[Stored items from a collection]
Begin
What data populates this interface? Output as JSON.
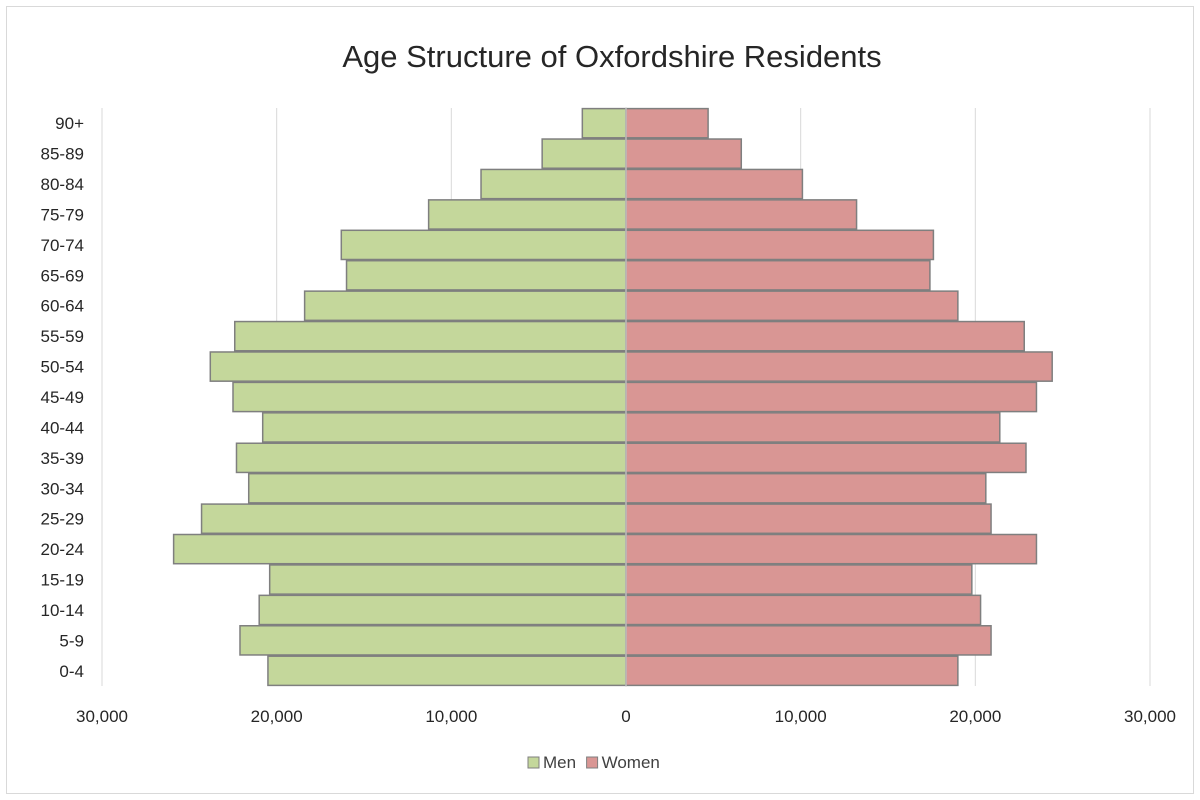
{
  "chart_data": {
    "type": "bar",
    "orientation": "horizontal",
    "layout": "population-pyramid",
    "title": "Age Structure of Oxfordshire Residents",
    "xlabel": "",
    "ylabel": "",
    "categories": [
      "0-4",
      "5-9",
      "10-14",
      "15-19",
      "20-24",
      "25-29",
      "30-34",
      "35-39",
      "40-44",
      "45-49",
      "50-54",
      "55-59",
      "60-64",
      "65-69",
      "70-74",
      "75-79",
      "80-84",
      "85-89",
      "90+"
    ],
    "series": [
      {
        "name": "Men",
        "color": "#c4d79b",
        "side": "left",
        "values": [
          20500,
          22100,
          21000,
          20400,
          25900,
          24300,
          21600,
          22300,
          20800,
          22500,
          23800,
          22400,
          18400,
          16000,
          16300,
          11300,
          8300,
          4800,
          2500
        ]
      },
      {
        "name": "Women",
        "color": "#d99694",
        "side": "right",
        "values": [
          19000,
          20900,
          20300,
          19800,
          23500,
          20900,
          20600,
          22900,
          21400,
          23500,
          24400,
          22800,
          19000,
          17400,
          17600,
          13200,
          10100,
          6600,
          4700
        ]
      }
    ],
    "xlim": [
      -30000,
      30000
    ],
    "x_ticks": [
      -30000,
      -20000,
      -10000,
      0,
      10000,
      20000,
      30000
    ],
    "x_tick_labels": [
      "30,000",
      "20,000",
      "10,000",
      "0",
      "10,000",
      "20,000",
      "30,000"
    ],
    "grid": "vertical",
    "legend": "bottom",
    "gridline_color": "#d9d9d9",
    "bar_border_color": "#7f7f7f"
  }
}
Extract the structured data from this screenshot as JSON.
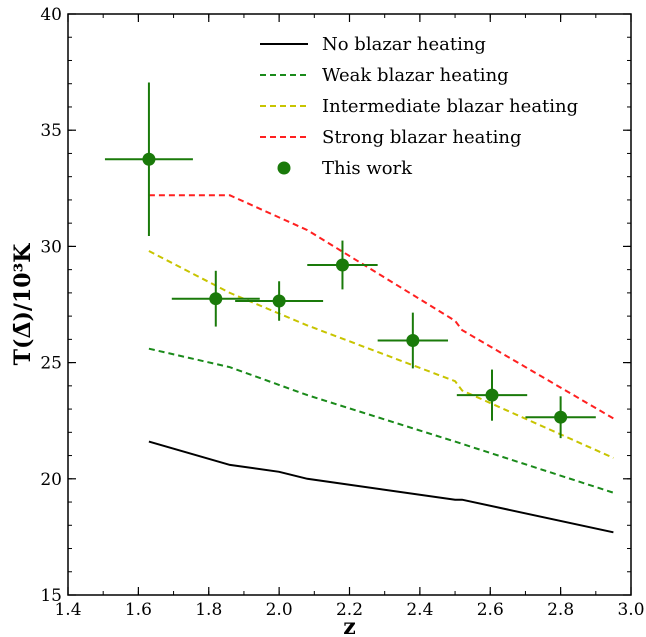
{
  "chart_data": {
    "type": "line",
    "xlabel": "z",
    "ylabel": "T(Δ̄)/10³K",
    "xlim": [
      1.4,
      3.0
    ],
    "ylim": [
      15,
      40
    ],
    "x_ticks": [
      "1.4",
      "1.6",
      "1.8",
      "2.0",
      "2.2",
      "2.4",
      "2.6",
      "2.8",
      "3.0"
    ],
    "y_ticks": [
      "15",
      "20",
      "25",
      "30",
      "35",
      "40"
    ],
    "grid": false,
    "legend_position": "top-right",
    "series": [
      {
        "name": "No blazar heating",
        "style": "solid",
        "color": "#000000",
        "x": [
          1.63,
          1.86,
          2.0,
          2.08,
          2.5,
          2.52,
          2.95
        ],
        "y": [
          21.6,
          20.6,
          20.3,
          20.0,
          19.1,
          19.1,
          17.7
        ]
      },
      {
        "name": "Weak blazar heating",
        "style": "dashed",
        "color": "#1a8a1a",
        "x": [
          1.63,
          1.86,
          2.08,
          2.5,
          2.95
        ],
        "y": [
          25.6,
          24.8,
          23.6,
          21.6,
          19.4
        ]
      },
      {
        "name": "Intermediate blazar heating",
        "style": "dashed",
        "color": "#c8c400",
        "x": [
          1.63,
          1.86,
          2.08,
          2.5,
          2.52,
          2.95
        ],
        "y": [
          29.8,
          28.0,
          26.6,
          24.2,
          23.8,
          20.9
        ]
      },
      {
        "name": "Strong blazar heating",
        "style": "dashed",
        "color": "#ff2020",
        "x": [
          1.63,
          1.86,
          2.08,
          2.5,
          2.52,
          2.95
        ],
        "y": [
          32.2,
          32.2,
          30.7,
          26.8,
          26.4,
          22.6
        ]
      },
      {
        "name": "This work",
        "style": "points",
        "color": "#1a7a0a",
        "points": [
          {
            "x": 1.63,
            "y": 33.75,
            "xerr": 0.125,
            "yerr": 3.3
          },
          {
            "x": 1.82,
            "y": 27.75,
            "xerr": 0.125,
            "yerr": 1.2
          },
          {
            "x": 2.0,
            "y": 27.65,
            "xerr": 0.125,
            "yerr": 0.85
          },
          {
            "x": 2.18,
            "y": 29.2,
            "xerr": 0.1,
            "yerr": 1.05
          },
          {
            "x": 2.38,
            "y": 25.95,
            "xerr": 0.1,
            "yerr": 1.2
          },
          {
            "x": 2.605,
            "y": 23.6,
            "xerr": 0.1,
            "yerr": 1.1
          },
          {
            "x": 2.8,
            "y": 22.65,
            "xerr": 0.1,
            "yerr": 0.9
          }
        ]
      }
    ]
  }
}
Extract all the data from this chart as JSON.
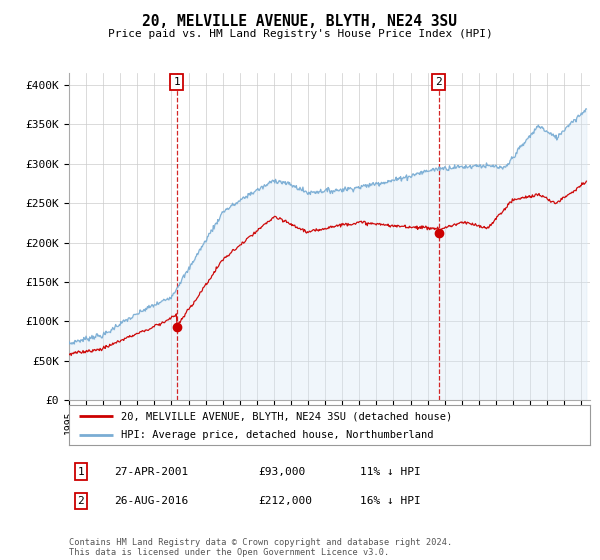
{
  "title": "20, MELVILLE AVENUE, BLYTH, NE24 3SU",
  "subtitle": "Price paid vs. HM Land Registry's House Price Index (HPI)",
  "ylabel_ticks": [
    "£0",
    "£50K",
    "£100K",
    "£150K",
    "£200K",
    "£250K",
    "£300K",
    "£350K",
    "£400K"
  ],
  "ytick_values": [
    0,
    50000,
    100000,
    150000,
    200000,
    250000,
    300000,
    350000,
    400000
  ],
  "ylim": [
    0,
    415000
  ],
  "xlim_start": 1995.0,
  "xlim_end": 2025.5,
  "legend_red": "20, MELVILLE AVENUE, BLYTH, NE24 3SU (detached house)",
  "legend_blue": "HPI: Average price, detached house, Northumberland",
  "sale1_label": "1",
  "sale1_date": "27-APR-2001",
  "sale1_price": "£93,000",
  "sale1_hpi": "11% ↓ HPI",
  "sale1_year": 2001.32,
  "sale1_value": 93000,
  "sale2_label": "2",
  "sale2_date": "26-AUG-2016",
  "sale2_price": "£212,000",
  "sale2_hpi": "16% ↓ HPI",
  "sale2_year": 2016.65,
  "sale2_value": 212000,
  "footer": "Contains HM Land Registry data © Crown copyright and database right 2024.\nThis data is licensed under the Open Government Licence v3.0.",
  "red_color": "#cc0000",
  "blue_color": "#7aadd4",
  "blue_fill": "#d6e8f5",
  "grid_color": "#cccccc",
  "background_color": "#ffffff"
}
End
*WHAT THE EXERCISE ASKS*
Work out the number of lines in this listing that include the word "JSON". Reply with that number only.

*TASK OUTPUT*
3